Reproduce the listing verbatim.
--- Begin ---
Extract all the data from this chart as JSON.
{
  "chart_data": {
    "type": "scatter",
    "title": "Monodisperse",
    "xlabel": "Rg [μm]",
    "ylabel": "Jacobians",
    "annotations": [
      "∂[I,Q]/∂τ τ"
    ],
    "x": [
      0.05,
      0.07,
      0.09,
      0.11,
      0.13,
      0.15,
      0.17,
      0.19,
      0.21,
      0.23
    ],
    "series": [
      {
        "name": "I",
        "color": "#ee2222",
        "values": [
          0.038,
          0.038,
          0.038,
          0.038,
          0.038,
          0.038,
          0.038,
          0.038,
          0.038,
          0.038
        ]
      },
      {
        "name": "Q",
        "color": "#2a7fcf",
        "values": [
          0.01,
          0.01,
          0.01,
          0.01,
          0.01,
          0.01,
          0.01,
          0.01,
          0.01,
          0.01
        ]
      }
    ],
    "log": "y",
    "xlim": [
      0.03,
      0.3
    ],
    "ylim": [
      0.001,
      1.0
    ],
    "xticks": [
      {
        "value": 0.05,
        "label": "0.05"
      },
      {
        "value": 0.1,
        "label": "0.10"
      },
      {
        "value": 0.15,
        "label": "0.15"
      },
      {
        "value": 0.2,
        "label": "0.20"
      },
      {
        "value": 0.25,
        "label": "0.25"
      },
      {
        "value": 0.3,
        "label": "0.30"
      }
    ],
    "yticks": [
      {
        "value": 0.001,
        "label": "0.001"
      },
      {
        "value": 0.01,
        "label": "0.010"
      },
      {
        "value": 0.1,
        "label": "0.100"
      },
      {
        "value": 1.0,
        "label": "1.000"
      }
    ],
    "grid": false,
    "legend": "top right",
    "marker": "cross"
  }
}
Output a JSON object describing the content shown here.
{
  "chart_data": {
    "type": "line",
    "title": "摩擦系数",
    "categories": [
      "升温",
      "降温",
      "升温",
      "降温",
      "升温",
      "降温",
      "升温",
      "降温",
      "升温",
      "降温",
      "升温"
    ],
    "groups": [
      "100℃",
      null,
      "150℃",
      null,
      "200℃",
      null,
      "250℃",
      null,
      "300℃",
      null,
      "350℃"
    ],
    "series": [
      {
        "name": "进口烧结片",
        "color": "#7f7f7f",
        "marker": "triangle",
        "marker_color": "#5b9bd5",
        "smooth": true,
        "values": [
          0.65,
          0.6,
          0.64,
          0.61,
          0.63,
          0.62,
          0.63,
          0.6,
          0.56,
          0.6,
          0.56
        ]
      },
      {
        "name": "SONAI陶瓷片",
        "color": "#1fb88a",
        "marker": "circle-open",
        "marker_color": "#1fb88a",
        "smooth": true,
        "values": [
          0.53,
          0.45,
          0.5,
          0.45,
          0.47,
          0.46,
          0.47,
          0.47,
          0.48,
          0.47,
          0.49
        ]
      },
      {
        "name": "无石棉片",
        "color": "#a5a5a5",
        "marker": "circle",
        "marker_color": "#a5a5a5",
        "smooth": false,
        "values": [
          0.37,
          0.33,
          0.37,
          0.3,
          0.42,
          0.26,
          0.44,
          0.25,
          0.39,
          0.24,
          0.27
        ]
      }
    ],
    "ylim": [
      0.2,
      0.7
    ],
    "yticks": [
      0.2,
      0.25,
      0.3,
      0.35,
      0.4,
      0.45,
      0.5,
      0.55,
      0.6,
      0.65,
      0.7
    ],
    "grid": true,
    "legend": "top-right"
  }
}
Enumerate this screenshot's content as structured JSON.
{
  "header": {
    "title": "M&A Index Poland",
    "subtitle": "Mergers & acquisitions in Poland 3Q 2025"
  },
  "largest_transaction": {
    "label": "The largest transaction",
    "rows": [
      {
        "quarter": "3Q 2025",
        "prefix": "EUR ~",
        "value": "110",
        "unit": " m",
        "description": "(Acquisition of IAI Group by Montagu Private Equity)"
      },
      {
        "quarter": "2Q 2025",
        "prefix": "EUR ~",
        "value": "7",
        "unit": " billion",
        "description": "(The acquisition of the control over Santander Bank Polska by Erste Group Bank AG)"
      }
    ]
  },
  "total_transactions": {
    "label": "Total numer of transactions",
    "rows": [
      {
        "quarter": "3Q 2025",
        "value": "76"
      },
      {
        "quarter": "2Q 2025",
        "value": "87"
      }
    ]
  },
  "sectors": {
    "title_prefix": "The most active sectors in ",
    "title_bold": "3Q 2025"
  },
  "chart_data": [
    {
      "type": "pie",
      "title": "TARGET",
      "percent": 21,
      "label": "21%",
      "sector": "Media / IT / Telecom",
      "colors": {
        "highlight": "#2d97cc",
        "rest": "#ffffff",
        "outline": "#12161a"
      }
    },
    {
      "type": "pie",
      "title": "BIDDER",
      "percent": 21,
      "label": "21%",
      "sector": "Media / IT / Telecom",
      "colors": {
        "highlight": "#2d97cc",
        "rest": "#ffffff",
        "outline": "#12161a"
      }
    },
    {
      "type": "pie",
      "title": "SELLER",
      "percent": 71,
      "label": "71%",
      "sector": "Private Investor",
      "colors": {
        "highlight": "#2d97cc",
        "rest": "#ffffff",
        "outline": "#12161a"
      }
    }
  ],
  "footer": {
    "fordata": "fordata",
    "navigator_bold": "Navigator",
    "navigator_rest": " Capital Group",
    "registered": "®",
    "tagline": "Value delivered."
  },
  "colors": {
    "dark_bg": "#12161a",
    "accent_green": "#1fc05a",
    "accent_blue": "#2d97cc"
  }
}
--- End ---
Task response
Extract all the data from this chart as JSON.
{
  "chart_data": {
    "type": "scatter",
    "title": "Monodisperse",
    "xlabel": "Rg [μm]",
    "ylabel": "Jacobians",
    "annotations": [
      "∂[I,Q]/∂τ τ"
    ],
    "x": [
      0.05,
      0.07,
      0.09,
      0.11,
      0.13,
      0.15,
      0.17,
      0.19,
      0.21,
      0.23
    ],
    "series": [
      {
        "name": "I",
        "color": "#ee2222",
        "values": [
          0.038,
          0.038,
          0.038,
          0.038,
          0.038,
          0.038,
          0.038,
          0.038,
          0.038,
          0.038
        ]
      },
      {
        "name": "Q",
        "color": "#2a7fcf",
        "values": [
          0.01,
          0.01,
          0.01,
          0.01,
          0.01,
          0.01,
          0.01,
          0.01,
          0.01,
          0.01
        ]
      }
    ],
    "log": "y",
    "xlim": [
      0.03,
      0.3
    ],
    "ylim": [
      0.001,
      1.0
    ],
    "xticks": [
      {
        "value": 0.05,
        "label": "0.05"
      },
      {
        "value": 0.1,
        "label": "0.10"
      },
      {
        "value": 0.15,
        "label": "0.15"
      },
      {
        "value": 0.2,
        "label": "0.20"
      },
      {
        "value": 0.25,
        "label": "0.25"
      },
      {
        "value": 0.3,
        "label": "0.30"
      }
    ],
    "yticks": [
      {
        "value": 0.001,
        "label": "0.001"
      },
      {
        "value": 0.01,
        "label": "0.010"
      },
      {
        "value": 0.1,
        "label": "0.100"
      },
      {
        "value": 1.0,
        "label": "1.000"
      }
    ],
    "grid": false,
    "legend": "top right",
    "marker": "cross"
  }
}
Output a JSON object describing the content shown here.
{
  "chart_data": {
    "type": "line",
    "title": "摩擦系数",
    "categories": [
      "升温",
      "降温",
      "升温",
      "降温",
      "升温",
      "降温",
      "升温",
      "降温",
      "升温",
      "降温",
      "升温"
    ],
    "groups": [
      "100℃",
      null,
      "150℃",
      null,
      "200℃",
      null,
      "250℃",
      null,
      "300℃",
      null,
      "350℃"
    ],
    "series": [
      {
        "name": "进口烧结片",
        "color": "#7f7f7f",
        "marker": "triangle",
        "marker_color": "#5b9bd5",
        "smooth": true,
        "values": [
          0.65,
          0.6,
          0.64,
          0.61,
          0.63,
          0.62,
          0.63,
          0.6,
          0.56,
          0.6,
          0.56
        ]
      },
      {
        "name": "SONAI陶瓷片",
        "color": "#1fb88a",
        "marker": "circle-open",
        "marker_color": "#1fb88a",
        "smooth": true,
        "values": [
          0.53,
          0.45,
          0.5,
          0.45,
          0.47,
          0.46,
          0.47,
          0.47,
          0.48,
          0.47,
          0.49
        ]
      },
      {
        "name": "无石棉片",
        "color": "#a5a5a5",
        "marker": "circle",
        "marker_color": "#a5a5a5",
        "smooth": false,
        "values": [
          0.37,
          0.33,
          0.37,
          0.3,
          0.42,
          0.26,
          0.44,
          0.25,
          0.39,
          0.24,
          0.27
        ]
      }
    ],
    "ylim": [
      0.2,
      0.7
    ],
    "yticks": [
      0.2,
      0.25,
      0.3,
      0.35,
      0.4,
      0.45,
      0.5,
      0.55,
      0.6,
      0.65,
      0.7
    ],
    "grid": true,
    "legend": "top-right"
  }
}
Enumerate this screenshot's content as structured JSON.
{
  "header": {
    "title": "M&A Index Poland",
    "subtitle": "Mergers & acquisitions in Poland 3Q 2025"
  },
  "largest_transaction": {
    "label": "The largest transaction",
    "rows": [
      {
        "quarter": "3Q 2025",
        "prefix": "EUR ~",
        "value": "110",
        "unit": " m",
        "description": "(Acquisition of IAI Group by Montagu Private Equity)"
      },
      {
        "quarter": "2Q 2025",
        "prefix": "EUR ~",
        "value": "7",
        "unit": " billion",
        "description": "(The acquisition of the control over Santander Bank Polska by Erste Group Bank AG)"
      }
    ]
  },
  "total_transactions": {
    "label": "Total numer of transactions",
    "rows": [
      {
        "quarter": "3Q 2025",
        "value": "76"
      },
      {
        "quarter": "2Q 2025",
        "value": "87"
      }
    ]
  },
  "sectors": {
    "title_prefix": "The most active sectors in ",
    "title_bold": "3Q 2025"
  },
  "chart_data": [
    {
      "type": "pie",
      "title": "TARGET",
      "percent": 21,
      "label": "21%",
      "sector": "Media / IT / Telecom",
      "colors": {
        "highlight": "#2d97cc",
        "rest": "#ffffff",
        "outline": "#12161a"
      }
    },
    {
      "type": "pie",
      "title": "BIDDER",
      "percent": 21,
      "label": "21%",
      "sector": "Media / IT / Telecom",
      "colors": {
        "highlight": "#2d97cc",
        "rest": "#ffffff",
        "outline": "#12161a"
      }
    },
    {
      "type": "pie",
      "title": "SELLER",
      "percent": 71,
      "label": "71%",
      "sector": "Private Investor",
      "colors": {
        "highlight": "#2d97cc",
        "rest": "#ffffff",
        "outline": "#12161a"
      }
    }
  ],
  "footer": {
    "fordata": "fordata",
    "navigator_bold": "Navigator",
    "navigator_rest": " Capital Group",
    "registered": "®",
    "tagline": "Value delivered."
  },
  "colors": {
    "dark_bg": "#12161a",
    "accent_green": "#1fc05a",
    "accent_blue": "#2d97cc"
  }
}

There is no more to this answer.